[Work instructions]:
Output all of the entries exactly as written.

[Data for processing]:
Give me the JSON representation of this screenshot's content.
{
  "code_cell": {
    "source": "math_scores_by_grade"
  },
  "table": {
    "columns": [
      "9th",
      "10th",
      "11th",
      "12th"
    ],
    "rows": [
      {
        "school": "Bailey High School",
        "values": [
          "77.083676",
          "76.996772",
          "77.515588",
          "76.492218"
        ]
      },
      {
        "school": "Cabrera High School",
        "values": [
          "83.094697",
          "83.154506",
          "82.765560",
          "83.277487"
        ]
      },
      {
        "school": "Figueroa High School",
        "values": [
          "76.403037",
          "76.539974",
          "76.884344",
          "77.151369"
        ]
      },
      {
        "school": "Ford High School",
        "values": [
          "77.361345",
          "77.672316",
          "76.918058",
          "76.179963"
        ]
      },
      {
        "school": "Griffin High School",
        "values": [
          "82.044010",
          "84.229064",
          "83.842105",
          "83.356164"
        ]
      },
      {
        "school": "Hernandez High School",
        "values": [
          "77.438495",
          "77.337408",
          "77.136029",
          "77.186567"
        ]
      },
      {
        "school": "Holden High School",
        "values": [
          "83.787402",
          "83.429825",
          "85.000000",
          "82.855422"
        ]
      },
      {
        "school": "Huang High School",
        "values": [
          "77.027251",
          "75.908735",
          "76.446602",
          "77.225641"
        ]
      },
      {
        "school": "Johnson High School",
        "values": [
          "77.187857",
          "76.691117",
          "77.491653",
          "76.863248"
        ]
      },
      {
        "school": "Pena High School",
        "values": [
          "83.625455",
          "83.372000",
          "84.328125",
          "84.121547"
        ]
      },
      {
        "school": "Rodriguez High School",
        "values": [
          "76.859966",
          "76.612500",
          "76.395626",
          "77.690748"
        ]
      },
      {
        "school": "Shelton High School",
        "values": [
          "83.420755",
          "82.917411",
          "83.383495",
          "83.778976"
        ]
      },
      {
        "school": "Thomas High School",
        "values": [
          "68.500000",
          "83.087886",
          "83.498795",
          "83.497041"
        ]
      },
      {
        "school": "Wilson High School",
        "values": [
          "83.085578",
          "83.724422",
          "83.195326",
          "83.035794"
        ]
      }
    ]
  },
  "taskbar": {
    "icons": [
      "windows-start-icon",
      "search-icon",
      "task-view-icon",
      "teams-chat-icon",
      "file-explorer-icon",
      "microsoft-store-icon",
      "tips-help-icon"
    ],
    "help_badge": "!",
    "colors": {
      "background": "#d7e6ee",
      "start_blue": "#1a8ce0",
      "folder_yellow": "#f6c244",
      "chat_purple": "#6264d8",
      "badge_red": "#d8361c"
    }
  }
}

[Response for this exercise]:
Give me the JSON representation of this screenshot's content.
{
  "code_cell": {
    "source": "math_scores_by_grade"
  },
  "table": {
    "columns": [
      "9th",
      "10th",
      "11th",
      "12th"
    ],
    "rows": [
      {
        "school": "Bailey High School",
        "values": [
          "77.083676",
          "76.996772",
          "77.515588",
          "76.492218"
        ]
      },
      {
        "school": "Cabrera High School",
        "values": [
          "83.094697",
          "83.154506",
          "82.765560",
          "83.277487"
        ]
      },
      {
        "school": "Figueroa High School",
        "values": [
          "76.403037",
          "76.539974",
          "76.884344",
          "77.151369"
        ]
      },
      {
        "school": "Ford High School",
        "values": [
          "77.361345",
          "77.672316",
          "76.918058",
          "76.179963"
        ]
      },
      {
        "school": "Griffin High School",
        "values": [
          "82.044010",
          "84.229064",
          "83.842105",
          "83.356164"
        ]
      },
      {
        "school": "Hernandez High School",
        "values": [
          "77.438495",
          "77.337408",
          "77.136029",
          "77.186567"
        ]
      },
      {
        "school": "Holden High School",
        "values": [
          "83.787402",
          "83.429825",
          "85.000000",
          "82.855422"
        ]
      },
      {
        "school": "Huang High School",
        "values": [
          "77.027251",
          "75.908735",
          "76.446602",
          "77.225641"
        ]
      },
      {
        "school": "Johnson High School",
        "values": [
          "77.187857",
          "76.691117",
          "77.491653",
          "76.863248"
        ]
      },
      {
        "school": "Pena High School",
        "values": [
          "83.625455",
          "83.372000",
          "84.328125",
          "84.121547"
        ]
      },
      {
        "school": "Rodriguez High School",
        "values": [
          "76.859966",
          "76.612500",
          "76.395626",
          "77.690748"
        ]
      },
      {
        "school": "Shelton High School",
        "values": [
          "83.420755",
          "82.917411",
          "83.383495",
          "83.778976"
        ]
      },
      {
        "school": "Thomas High School",
        "values": [
          "68.500000",
          "83.087886",
          "83.498795",
          "83.497041"
        ]
      },
      {
        "school": "Wilson High School",
        "values": [
          "83.085578",
          "83.724422",
          "83.195326",
          "83.035794"
        ]
      }
    ]
  },
  "taskbar": {
    "icons": [
      "windows-start-icon",
      "search-icon",
      "task-view-icon",
      "teams-chat-icon",
      "file-explorer-icon",
      "microsoft-store-icon",
      "tips-help-icon"
    ],
    "help_badge": "!",
    "colors": {
      "background": "#d7e6ee",
      "start_blue": "#1a8ce0",
      "folder_yellow": "#f6c244",
      "chat_purple": "#6264d8",
      "badge_red": "#d8361c"
    }
  }
}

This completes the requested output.